■ INSTRUCTIONS FOR THE TASK: Print each line of the listing once more, precisely as given.

━━━━━ GIVEN RECORDS ━━━━━

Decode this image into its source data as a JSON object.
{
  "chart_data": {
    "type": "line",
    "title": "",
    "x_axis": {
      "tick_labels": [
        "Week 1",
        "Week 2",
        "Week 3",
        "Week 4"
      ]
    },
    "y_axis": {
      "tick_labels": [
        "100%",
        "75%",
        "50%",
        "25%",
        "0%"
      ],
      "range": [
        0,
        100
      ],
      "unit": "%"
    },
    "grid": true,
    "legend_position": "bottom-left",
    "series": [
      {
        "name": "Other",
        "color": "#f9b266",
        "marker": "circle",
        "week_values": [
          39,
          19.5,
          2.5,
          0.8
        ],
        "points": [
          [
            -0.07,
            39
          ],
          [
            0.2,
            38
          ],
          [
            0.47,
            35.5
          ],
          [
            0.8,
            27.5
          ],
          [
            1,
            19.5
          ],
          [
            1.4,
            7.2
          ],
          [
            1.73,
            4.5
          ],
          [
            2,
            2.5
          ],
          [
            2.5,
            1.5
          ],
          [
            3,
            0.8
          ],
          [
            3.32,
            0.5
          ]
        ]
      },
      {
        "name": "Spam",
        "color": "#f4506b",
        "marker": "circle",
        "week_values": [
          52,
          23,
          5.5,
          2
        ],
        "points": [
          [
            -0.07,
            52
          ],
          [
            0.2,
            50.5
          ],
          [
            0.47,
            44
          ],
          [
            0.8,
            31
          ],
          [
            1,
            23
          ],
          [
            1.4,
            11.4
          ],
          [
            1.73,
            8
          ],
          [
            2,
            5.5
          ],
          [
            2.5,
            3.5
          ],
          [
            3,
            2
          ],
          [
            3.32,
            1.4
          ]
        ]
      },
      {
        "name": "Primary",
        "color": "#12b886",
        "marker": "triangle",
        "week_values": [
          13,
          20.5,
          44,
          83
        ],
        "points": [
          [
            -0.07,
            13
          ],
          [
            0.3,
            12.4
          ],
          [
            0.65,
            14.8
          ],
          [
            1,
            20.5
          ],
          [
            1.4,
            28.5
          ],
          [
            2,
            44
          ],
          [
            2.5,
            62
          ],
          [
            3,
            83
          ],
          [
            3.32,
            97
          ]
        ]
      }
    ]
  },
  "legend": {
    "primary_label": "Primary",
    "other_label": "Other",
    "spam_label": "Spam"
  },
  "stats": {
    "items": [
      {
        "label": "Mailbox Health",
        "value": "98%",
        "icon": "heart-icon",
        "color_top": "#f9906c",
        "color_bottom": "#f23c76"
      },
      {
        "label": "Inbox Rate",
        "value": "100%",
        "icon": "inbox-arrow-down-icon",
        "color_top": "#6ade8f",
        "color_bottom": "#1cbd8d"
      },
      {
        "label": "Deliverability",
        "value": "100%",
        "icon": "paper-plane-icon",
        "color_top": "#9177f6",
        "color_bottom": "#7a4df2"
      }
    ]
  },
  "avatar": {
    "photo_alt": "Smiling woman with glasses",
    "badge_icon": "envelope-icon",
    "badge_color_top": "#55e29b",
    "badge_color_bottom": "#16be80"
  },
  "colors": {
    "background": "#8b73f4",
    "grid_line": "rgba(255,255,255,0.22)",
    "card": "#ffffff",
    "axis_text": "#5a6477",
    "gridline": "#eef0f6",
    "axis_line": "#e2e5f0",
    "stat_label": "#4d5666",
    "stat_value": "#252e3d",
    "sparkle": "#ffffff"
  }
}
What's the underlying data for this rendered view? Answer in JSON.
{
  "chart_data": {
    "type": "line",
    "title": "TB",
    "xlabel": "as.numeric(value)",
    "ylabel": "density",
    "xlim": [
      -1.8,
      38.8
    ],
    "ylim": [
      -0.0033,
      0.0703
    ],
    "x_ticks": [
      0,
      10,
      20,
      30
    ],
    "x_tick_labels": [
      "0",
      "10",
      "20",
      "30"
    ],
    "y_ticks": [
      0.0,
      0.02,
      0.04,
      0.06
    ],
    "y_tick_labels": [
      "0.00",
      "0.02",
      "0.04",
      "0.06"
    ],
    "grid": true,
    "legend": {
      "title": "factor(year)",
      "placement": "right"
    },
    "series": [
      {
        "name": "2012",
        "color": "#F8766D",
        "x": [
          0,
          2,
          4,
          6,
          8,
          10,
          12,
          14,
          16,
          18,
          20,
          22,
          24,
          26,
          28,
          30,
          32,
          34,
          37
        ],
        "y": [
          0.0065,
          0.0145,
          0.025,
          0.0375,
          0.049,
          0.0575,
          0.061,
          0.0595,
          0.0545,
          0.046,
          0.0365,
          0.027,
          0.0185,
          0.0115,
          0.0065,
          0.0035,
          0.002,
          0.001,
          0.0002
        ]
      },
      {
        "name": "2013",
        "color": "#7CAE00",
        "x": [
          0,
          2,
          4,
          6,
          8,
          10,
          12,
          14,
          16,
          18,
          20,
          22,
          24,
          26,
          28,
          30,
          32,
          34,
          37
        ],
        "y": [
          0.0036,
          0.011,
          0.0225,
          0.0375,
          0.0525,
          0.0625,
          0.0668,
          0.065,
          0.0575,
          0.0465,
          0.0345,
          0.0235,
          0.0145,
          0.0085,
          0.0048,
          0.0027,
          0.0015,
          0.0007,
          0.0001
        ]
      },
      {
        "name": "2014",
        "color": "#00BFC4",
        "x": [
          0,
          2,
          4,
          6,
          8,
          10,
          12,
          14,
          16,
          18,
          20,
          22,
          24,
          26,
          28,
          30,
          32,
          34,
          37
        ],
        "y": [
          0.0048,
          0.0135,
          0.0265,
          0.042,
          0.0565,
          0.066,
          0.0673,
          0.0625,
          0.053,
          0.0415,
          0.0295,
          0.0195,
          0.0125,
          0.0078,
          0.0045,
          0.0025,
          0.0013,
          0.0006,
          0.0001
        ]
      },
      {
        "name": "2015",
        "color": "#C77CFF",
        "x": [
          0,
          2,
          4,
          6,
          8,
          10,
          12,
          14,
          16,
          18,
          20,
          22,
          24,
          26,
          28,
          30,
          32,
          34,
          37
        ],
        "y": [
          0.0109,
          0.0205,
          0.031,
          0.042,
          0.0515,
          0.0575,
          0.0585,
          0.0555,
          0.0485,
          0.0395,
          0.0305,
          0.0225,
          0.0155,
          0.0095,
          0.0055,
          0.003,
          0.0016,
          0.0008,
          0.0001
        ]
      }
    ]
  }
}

━━━━━

■ WRITTEN ANSWER:
Decode this image into its source data as a JSON object.
{
  "chart_data": {
    "type": "line",
    "title": "",
    "x_axis": {
      "tick_labels": [
        "Week 1",
        "Week 2",
        "Week 3",
        "Week 4"
      ]
    },
    "y_axis": {
      "tick_labels": [
        "100%",
        "75%",
        "50%",
        "25%",
        "0%"
      ],
      "range": [
        0,
        100
      ],
      "unit": "%"
    },
    "grid": true,
    "legend_position": "bottom-left",
    "series": [
      {
        "name": "Other",
        "color": "#f9b266",
        "marker": "circle",
        "week_values": [
          39,
          19.5,
          2.5,
          0.8
        ],
        "points": [
          [
            -0.07,
            39
          ],
          [
            0.2,
            38
          ],
          [
            0.47,
            35.5
          ],
          [
            0.8,
            27.5
          ],
          [
            1,
            19.5
          ],
          [
            1.4,
            7.2
          ],
          [
            1.73,
            4.5
          ],
          [
            2,
            2.5
          ],
          [
            2.5,
            1.5
          ],
          [
            3,
            0.8
          ],
          [
            3.32,
            0.5
          ]
        ]
      },
      {
        "name": "Spam",
        "color": "#f4506b",
        "marker": "circle",
        "week_values": [
          52,
          23,
          5.5,
          2
        ],
        "points": [
          [
            -0.07,
            52
          ],
          [
            0.2,
            50.5
          ],
          [
            0.47,
            44
          ],
          [
            0.8,
            31
          ],
          [
            1,
            23
          ],
          [
            1.4,
            11.4
          ],
          [
            1.73,
            8
          ],
          [
            2,
            5.5
          ],
          [
            2.5,
            3.5
          ],
          [
            3,
            2
          ],
          [
            3.32,
            1.4
          ]
        ]
      },
      {
        "name": "Primary",
        "color": "#12b886",
        "marker": "triangle",
        "week_values": [
          13,
          20.5,
          44,
          83
        ],
        "points": [
          [
            -0.07,
            13
          ],
          [
            0.3,
            12.4
          ],
          [
            0.65,
            14.8
          ],
          [
            1,
            20.5
          ],
          [
            1.4,
            28.5
          ],
          [
            2,
            44
          ],
          [
            2.5,
            62
          ],
          [
            3,
            83
          ],
          [
            3.32,
            97
          ]
        ]
      }
    ]
  },
  "legend": {
    "primary_label": "Primary",
    "other_label": "Other",
    "spam_label": "Spam"
  },
  "stats": {
    "items": [
      {
        "label": "Mailbox Health",
        "value": "98%",
        "icon": "heart-icon",
        "color_top": "#f9906c",
        "color_bottom": "#f23c76"
      },
      {
        "label": "Inbox Rate",
        "value": "100%",
        "icon": "inbox-arrow-down-icon",
        "color_top": "#6ade8f",
        "color_bottom": "#1cbd8d"
      },
      {
        "label": "Deliverability",
        "value": "100%",
        "icon": "paper-plane-icon",
        "color_top": "#9177f6",
        "color_bottom": "#7a4df2"
      }
    ]
  },
  "avatar": {
    "photo_alt": "Smiling woman with glasses",
    "badge_icon": "envelope-icon",
    "badge_color_top": "#55e29b",
    "badge_color_bottom": "#16be80"
  },
  "colors": {
    "background": "#8b73f4",
    "grid_line": "rgba(255,255,255,0.22)",
    "card": "#ffffff",
    "axis_text": "#5a6477",
    "gridline": "#eef0f6",
    "axis_line": "#e2e5f0",
    "stat_label": "#4d5666",
    "stat_value": "#252e3d",
    "sparkle": "#ffffff"
  }
}
What's the underlying data for this rendered view? Answer in JSON.
{
  "chart_data": {
    "type": "line",
    "title": "TB",
    "xlabel": "as.numeric(value)",
    "ylabel": "density",
    "xlim": [
      -1.8,
      38.8
    ],
    "ylim": [
      -0.0033,
      0.0703
    ],
    "x_ticks": [
      0,
      10,
      20,
      30
    ],
    "x_tick_labels": [
      "0",
      "10",
      "20",
      "30"
    ],
    "y_ticks": [
      0.0,
      0.02,
      0.04,
      0.06
    ],
    "y_tick_labels": [
      "0.00",
      "0.02",
      "0.04",
      "0.06"
    ],
    "grid": true,
    "legend": {
      "title": "factor(year)",
      "placement": "right"
    },
    "series": [
      {
        "name": "2012",
        "color": "#F8766D",
        "x": [
          0,
          2,
          4,
          6,
          8,
          10,
          12,
          14,
          16,
          18,
          20,
          22,
          24,
          26,
          28,
          30,
          32,
          34,
          37
        ],
        "y": [
          0.0065,
          0.0145,
          0.025,
          0.0375,
          0.049,
          0.0575,
          0.061,
          0.0595,
          0.0545,
          0.046,
          0.0365,
          0.027,
          0.0185,
          0.0115,
          0.0065,
          0.0035,
          0.002,
          0.001,
          0.0002
        ]
      },
      {
        "name": "2013",
        "color": "#7CAE00",
        "x": [
          0,
          2,
          4,
          6,
          8,
          10,
          12,
          14,
          16,
          18,
          20,
          22,
          24,
          26,
          28,
          30,
          32,
          34,
          37
        ],
        "y": [
          0.0036,
          0.011,
          0.0225,
          0.0375,
          0.0525,
          0.0625,
          0.0668,
          0.065,
          0.0575,
          0.0465,
          0.0345,
          0.0235,
          0.0145,
          0.0085,
          0.0048,
          0.0027,
          0.0015,
          0.0007,
          0.0001
        ]
      },
      {
        "name": "2014",
        "color": "#00BFC4",
        "x": [
          0,
          2,
          4,
          6,
          8,
          10,
          12,
          14,
          16,
          18,
          20,
          22,
          24,
          26,
          28,
          30,
          32,
          34,
          37
        ],
        "y": [
          0.0048,
          0.0135,
          0.0265,
          0.042,
          0.0565,
          0.066,
          0.0673,
          0.0625,
          0.053,
          0.0415,
          0.0295,
          0.0195,
          0.0125,
          0.0078,
          0.0045,
          0.0025,
          0.0013,
          0.0006,
          0.0001
        ]
      },
      {
        "name": "2015",
        "color": "#C77CFF",
        "x": [
          0,
          2,
          4,
          6,
          8,
          10,
          12,
          14,
          16,
          18,
          20,
          22,
          24,
          26,
          28,
          30,
          32,
          34,
          37
        ],
        "y": [
          0.0109,
          0.0205,
          0.031,
          0.042,
          0.0515,
          0.0575,
          0.0585,
          0.0555,
          0.0485,
          0.0395,
          0.0305,
          0.0225,
          0.0155,
          0.0095,
          0.0055,
          0.003,
          0.0016,
          0.0008,
          0.0001
        ]
      }
    ]
  }
}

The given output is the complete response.